Exercise prompt =>
Transcribe everything in the data word for word. Pictures are left out.

** Start of Material for the task **

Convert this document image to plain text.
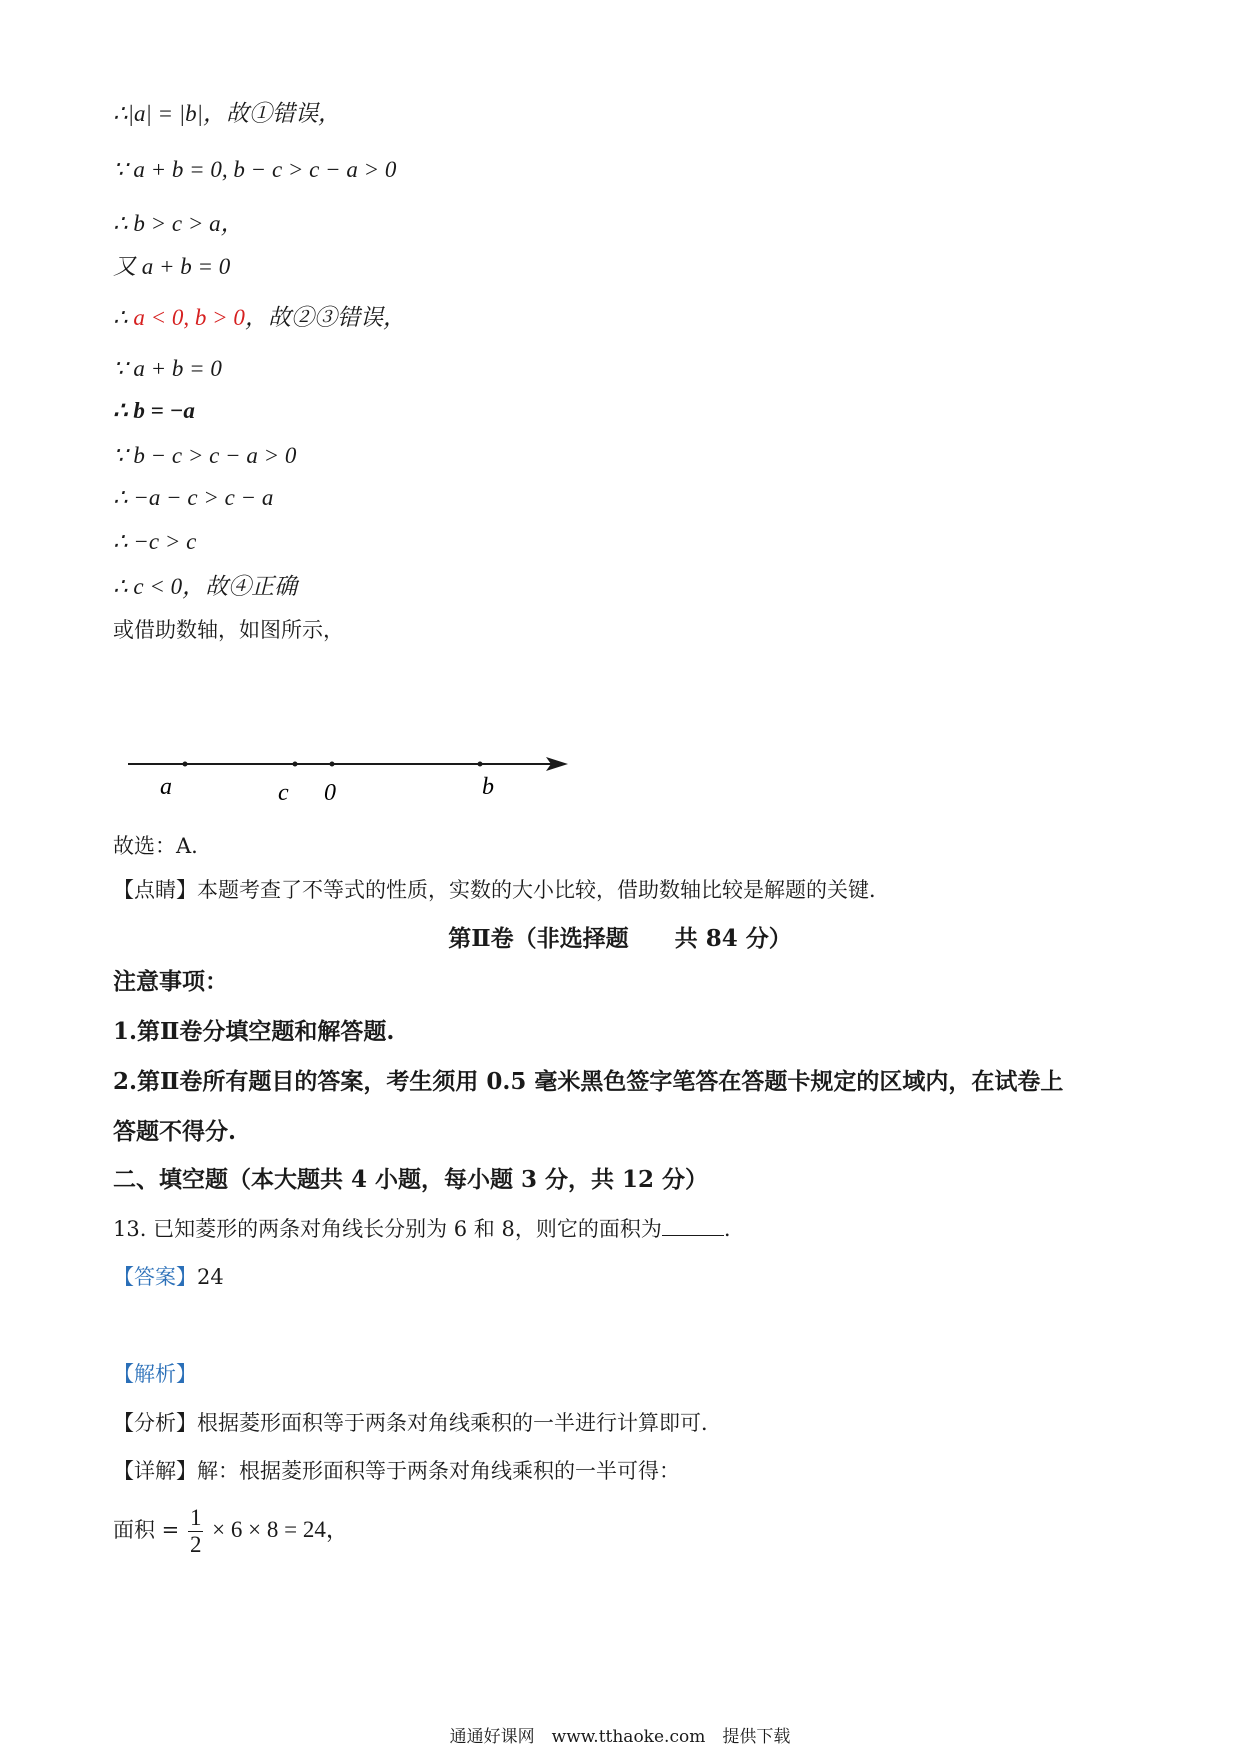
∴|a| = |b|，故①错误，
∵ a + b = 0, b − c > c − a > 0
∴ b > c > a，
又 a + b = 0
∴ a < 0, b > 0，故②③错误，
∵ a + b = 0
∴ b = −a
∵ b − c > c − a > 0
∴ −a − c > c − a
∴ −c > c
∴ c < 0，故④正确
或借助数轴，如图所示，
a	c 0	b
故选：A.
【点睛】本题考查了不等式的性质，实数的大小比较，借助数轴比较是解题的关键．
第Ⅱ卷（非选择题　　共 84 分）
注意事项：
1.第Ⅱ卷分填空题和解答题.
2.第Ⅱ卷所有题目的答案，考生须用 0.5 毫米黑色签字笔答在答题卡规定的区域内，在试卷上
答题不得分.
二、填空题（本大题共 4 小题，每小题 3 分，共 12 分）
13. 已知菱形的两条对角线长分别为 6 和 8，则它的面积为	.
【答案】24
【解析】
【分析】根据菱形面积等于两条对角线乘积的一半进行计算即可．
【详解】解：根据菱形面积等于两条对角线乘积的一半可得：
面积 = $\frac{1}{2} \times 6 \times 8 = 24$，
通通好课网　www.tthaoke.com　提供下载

** End of Material for the task **

The output =>
Convert this document image to plain text.
∴|a| = |b|，故①错误，
∵ a + b = 0, b − c > c − a > 0
∴ b > c > a，
又 a + b = 0
∴ a < 0, b > 0，故②③错误，
∵ a + b = 0
∴ b = −a
∵ b − c > c − a > 0
∴ −a − c > c − a
∴ −c > c
∴ c < 0，故④正确
或借助数轴，如图所示，
a	c 0	b
故选：A.
【点睛】本题考查了不等式的性质，实数的大小比较，借助数轴比较是解题的关键．
第Ⅱ卷（非选择题　　共 84 分）
注意事项：
1.第Ⅱ卷分填空题和解答题.
2.第Ⅱ卷所有题目的答案，考生须用 0.5 毫米黑色签字笔答在答题卡规定的区域内，在试卷上
答题不得分.
二、填空题（本大题共 4 小题，每小题 3 分，共 12 分）
13. 已知菱形的两条对角线长分别为 6 和 8，则它的面积为	.
【答案】24
【解析】
【分析】根据菱形面积等于两条对角线乘积的一半进行计算即可．
【详解】解：根据菱形面积等于两条对角线乘积的一半可得：
面积 = $\frac{1}{2} \times 6 \times 8 = 24$，
通通好课网　www.tthaoke.com　提供下载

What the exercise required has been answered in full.